**Objective**
Write each line out again exactly as written.

**Data**
>>

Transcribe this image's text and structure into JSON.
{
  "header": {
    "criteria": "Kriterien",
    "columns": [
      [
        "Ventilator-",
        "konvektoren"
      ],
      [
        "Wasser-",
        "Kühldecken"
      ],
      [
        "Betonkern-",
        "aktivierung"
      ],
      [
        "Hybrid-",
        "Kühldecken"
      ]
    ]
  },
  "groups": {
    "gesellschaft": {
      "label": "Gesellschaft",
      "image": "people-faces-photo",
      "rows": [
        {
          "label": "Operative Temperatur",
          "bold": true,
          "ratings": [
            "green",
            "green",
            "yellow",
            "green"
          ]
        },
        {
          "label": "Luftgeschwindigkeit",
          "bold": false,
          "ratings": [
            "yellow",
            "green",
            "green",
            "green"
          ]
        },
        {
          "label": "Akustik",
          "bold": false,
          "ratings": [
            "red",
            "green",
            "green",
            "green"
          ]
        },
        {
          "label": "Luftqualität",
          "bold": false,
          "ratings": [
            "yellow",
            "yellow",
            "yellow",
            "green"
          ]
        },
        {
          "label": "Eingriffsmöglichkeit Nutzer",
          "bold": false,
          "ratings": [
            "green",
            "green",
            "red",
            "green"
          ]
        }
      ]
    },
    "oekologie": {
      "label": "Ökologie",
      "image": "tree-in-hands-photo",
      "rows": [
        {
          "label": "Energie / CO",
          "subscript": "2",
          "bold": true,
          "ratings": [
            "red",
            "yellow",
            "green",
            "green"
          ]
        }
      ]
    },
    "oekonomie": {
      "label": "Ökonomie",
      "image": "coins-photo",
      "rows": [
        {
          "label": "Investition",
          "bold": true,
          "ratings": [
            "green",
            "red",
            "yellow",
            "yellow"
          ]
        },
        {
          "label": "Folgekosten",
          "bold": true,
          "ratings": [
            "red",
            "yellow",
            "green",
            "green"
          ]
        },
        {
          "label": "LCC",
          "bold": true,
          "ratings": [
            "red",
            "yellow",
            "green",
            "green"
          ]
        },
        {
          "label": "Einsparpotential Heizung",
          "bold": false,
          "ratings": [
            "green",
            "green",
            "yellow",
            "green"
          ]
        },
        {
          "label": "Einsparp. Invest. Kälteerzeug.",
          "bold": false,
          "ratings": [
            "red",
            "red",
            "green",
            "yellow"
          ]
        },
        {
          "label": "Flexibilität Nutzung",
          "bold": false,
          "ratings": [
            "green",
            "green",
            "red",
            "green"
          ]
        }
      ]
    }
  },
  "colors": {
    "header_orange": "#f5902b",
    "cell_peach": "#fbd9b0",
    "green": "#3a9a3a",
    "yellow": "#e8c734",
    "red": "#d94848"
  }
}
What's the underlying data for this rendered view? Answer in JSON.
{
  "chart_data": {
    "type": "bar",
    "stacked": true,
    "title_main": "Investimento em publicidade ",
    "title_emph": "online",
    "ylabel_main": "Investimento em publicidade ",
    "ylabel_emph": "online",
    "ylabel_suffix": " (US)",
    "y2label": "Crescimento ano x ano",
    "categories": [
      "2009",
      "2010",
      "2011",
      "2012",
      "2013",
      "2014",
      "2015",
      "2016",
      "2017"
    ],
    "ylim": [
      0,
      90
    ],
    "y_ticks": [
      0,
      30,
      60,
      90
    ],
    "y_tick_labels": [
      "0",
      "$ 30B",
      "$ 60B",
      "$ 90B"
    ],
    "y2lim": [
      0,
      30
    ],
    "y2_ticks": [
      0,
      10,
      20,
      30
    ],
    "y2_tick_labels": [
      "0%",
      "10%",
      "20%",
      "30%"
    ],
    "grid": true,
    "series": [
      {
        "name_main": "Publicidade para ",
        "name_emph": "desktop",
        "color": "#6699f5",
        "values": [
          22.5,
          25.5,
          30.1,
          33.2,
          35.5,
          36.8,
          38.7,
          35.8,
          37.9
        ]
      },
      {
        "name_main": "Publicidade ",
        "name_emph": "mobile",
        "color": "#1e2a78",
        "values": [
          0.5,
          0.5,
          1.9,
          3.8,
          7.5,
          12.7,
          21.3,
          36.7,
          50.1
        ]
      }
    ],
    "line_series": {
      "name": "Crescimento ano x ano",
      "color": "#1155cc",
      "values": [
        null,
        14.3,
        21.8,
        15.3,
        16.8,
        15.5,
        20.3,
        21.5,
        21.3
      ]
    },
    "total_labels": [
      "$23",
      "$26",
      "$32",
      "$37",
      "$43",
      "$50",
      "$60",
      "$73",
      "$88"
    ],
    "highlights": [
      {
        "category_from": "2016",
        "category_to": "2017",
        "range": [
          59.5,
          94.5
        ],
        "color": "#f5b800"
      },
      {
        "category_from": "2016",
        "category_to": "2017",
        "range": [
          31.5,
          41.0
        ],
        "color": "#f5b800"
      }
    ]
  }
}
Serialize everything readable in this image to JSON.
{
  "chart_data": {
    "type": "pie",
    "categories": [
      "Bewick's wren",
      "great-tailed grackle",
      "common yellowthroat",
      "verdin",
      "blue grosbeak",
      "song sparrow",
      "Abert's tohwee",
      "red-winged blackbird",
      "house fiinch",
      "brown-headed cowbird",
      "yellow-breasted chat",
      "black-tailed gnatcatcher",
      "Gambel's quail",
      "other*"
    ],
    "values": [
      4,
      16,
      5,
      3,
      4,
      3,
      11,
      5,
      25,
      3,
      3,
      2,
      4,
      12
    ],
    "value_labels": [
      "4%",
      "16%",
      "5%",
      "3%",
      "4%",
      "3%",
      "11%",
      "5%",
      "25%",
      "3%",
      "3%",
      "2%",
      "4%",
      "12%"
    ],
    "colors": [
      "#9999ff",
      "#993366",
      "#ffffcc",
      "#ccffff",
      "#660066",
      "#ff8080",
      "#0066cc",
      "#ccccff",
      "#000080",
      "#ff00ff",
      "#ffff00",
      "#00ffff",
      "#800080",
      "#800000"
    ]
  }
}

<<

**Response**
Transcribe this image's text and structure into JSON.
{
  "header": {
    "criteria": "Kriterien",
    "columns": [
      [
        "Ventilator-",
        "konvektoren"
      ],
      [
        "Wasser-",
        "Kühldecken"
      ],
      [
        "Betonkern-",
        "aktivierung"
      ],
      [
        "Hybrid-",
        "Kühldecken"
      ]
    ]
  },
  "groups": {
    "gesellschaft": {
      "label": "Gesellschaft",
      "image": "people-faces-photo",
      "rows": [
        {
          "label": "Operative Temperatur",
          "bold": true,
          "ratings": [
            "green",
            "green",
            "yellow",
            "green"
          ]
        },
        {
          "label": "Luftgeschwindigkeit",
          "bold": false,
          "ratings": [
            "yellow",
            "green",
            "green",
            "green"
          ]
        },
        {
          "label": "Akustik",
          "bold": false,
          "ratings": [
            "red",
            "green",
            "green",
            "green"
          ]
        },
        {
          "label": "Luftqualität",
          "bold": false,
          "ratings": [
            "yellow",
            "yellow",
            "yellow",
            "green"
          ]
        },
        {
          "label": "Eingriffsmöglichkeit Nutzer",
          "bold": false,
          "ratings": [
            "green",
            "green",
            "red",
            "green"
          ]
        }
      ]
    },
    "oekologie": {
      "label": "Ökologie",
      "image": "tree-in-hands-photo",
      "rows": [
        {
          "label": "Energie / CO",
          "subscript": "2",
          "bold": true,
          "ratings": [
            "red",
            "yellow",
            "green",
            "green"
          ]
        }
      ]
    },
    "oekonomie": {
      "label": "Ökonomie",
      "image": "coins-photo",
      "rows": [
        {
          "label": "Investition",
          "bold": true,
          "ratings": [
            "green",
            "red",
            "yellow",
            "yellow"
          ]
        },
        {
          "label": "Folgekosten",
          "bold": true,
          "ratings": [
            "red",
            "yellow",
            "green",
            "green"
          ]
        },
        {
          "label": "LCC",
          "bold": true,
          "ratings": [
            "red",
            "yellow",
            "green",
            "green"
          ]
        },
        {
          "label": "Einsparpotential Heizung",
          "bold": false,
          "ratings": [
            "green",
            "green",
            "yellow",
            "green"
          ]
        },
        {
          "label": "Einsparp. Invest. Kälteerzeug.",
          "bold": false,
          "ratings": [
            "red",
            "red",
            "green",
            "yellow"
          ]
        },
        {
          "label": "Flexibilität Nutzung",
          "bold": false,
          "ratings": [
            "green",
            "green",
            "red",
            "green"
          ]
        }
      ]
    }
  },
  "colors": {
    "header_orange": "#f5902b",
    "cell_peach": "#fbd9b0",
    "green": "#3a9a3a",
    "yellow": "#e8c734",
    "red": "#d94848"
  }
}
What's the underlying data for this rendered view? Answer in JSON.
{
  "chart_data": {
    "type": "bar",
    "stacked": true,
    "title_main": "Investimento em publicidade ",
    "title_emph": "online",
    "ylabel_main": "Investimento em publicidade ",
    "ylabel_emph": "online",
    "ylabel_suffix": " (US)",
    "y2label": "Crescimento ano x ano",
    "categories": [
      "2009",
      "2010",
      "2011",
      "2012",
      "2013",
      "2014",
      "2015",
      "2016",
      "2017"
    ],
    "ylim": [
      0,
      90
    ],
    "y_ticks": [
      0,
      30,
      60,
      90
    ],
    "y_tick_labels": [
      "0",
      "$ 30B",
      "$ 60B",
      "$ 90B"
    ],
    "y2lim": [
      0,
      30
    ],
    "y2_ticks": [
      0,
      10,
      20,
      30
    ],
    "y2_tick_labels": [
      "0%",
      "10%",
      "20%",
      "30%"
    ],
    "grid": true,
    "series": [
      {
        "name_main": "Publicidade para ",
        "name_emph": "desktop",
        "color": "#6699f5",
        "values": [
          22.5,
          25.5,
          30.1,
          33.2,
          35.5,
          36.8,
          38.7,
          35.8,
          37.9
        ]
      },
      {
        "name_main": "Publicidade ",
        "name_emph": "mobile",
        "color": "#1e2a78",
        "values": [
          0.5,
          0.5,
          1.9,
          3.8,
          7.5,
          12.7,
          21.3,
          36.7,
          50.1
        ]
      }
    ],
    "line_series": {
      "name": "Crescimento ano x ano",
      "color": "#1155cc",
      "values": [
        null,
        14.3,
        21.8,
        15.3,
        16.8,
        15.5,
        20.3,
        21.5,
        21.3
      ]
    },
    "total_labels": [
      "$23",
      "$26",
      "$32",
      "$37",
      "$43",
      "$50",
      "$60",
      "$73",
      "$88"
    ],
    "highlights": [
      {
        "category_from": "2016",
        "category_to": "2017",
        "range": [
          59.5,
          94.5
        ],
        "color": "#f5b800"
      },
      {
        "category_from": "2016",
        "category_to": "2017",
        "range": [
          31.5,
          41.0
        ],
        "color": "#f5b800"
      }
    ]
  }
}
Serialize everything readable in this image to JSON.
{
  "chart_data": {
    "type": "pie",
    "categories": [
      "Bewick's wren",
      "great-tailed grackle",
      "common yellowthroat",
      "verdin",
      "blue grosbeak",
      "song sparrow",
      "Abert's tohwee",
      "red-winged blackbird",
      "house fiinch",
      "brown-headed cowbird",
      "yellow-breasted chat",
      "black-tailed gnatcatcher",
      "Gambel's quail",
      "other*"
    ],
    "values": [
      4,
      16,
      5,
      3,
      4,
      3,
      11,
      5,
      25,
      3,
      3,
      2,
      4,
      12
    ],
    "value_labels": [
      "4%",
      "16%",
      "5%",
      "3%",
      "4%",
      "3%",
      "11%",
      "5%",
      "25%",
      "3%",
      "3%",
      "2%",
      "4%",
      "12%"
    ],
    "colors": [
      "#9999ff",
      "#993366",
      "#ffffcc",
      "#ccffff",
      "#660066",
      "#ff8080",
      "#0066cc",
      "#ccccff",
      "#000080",
      "#ff00ff",
      "#ffff00",
      "#00ffff",
      "#800080",
      "#800000"
    ]
  }
}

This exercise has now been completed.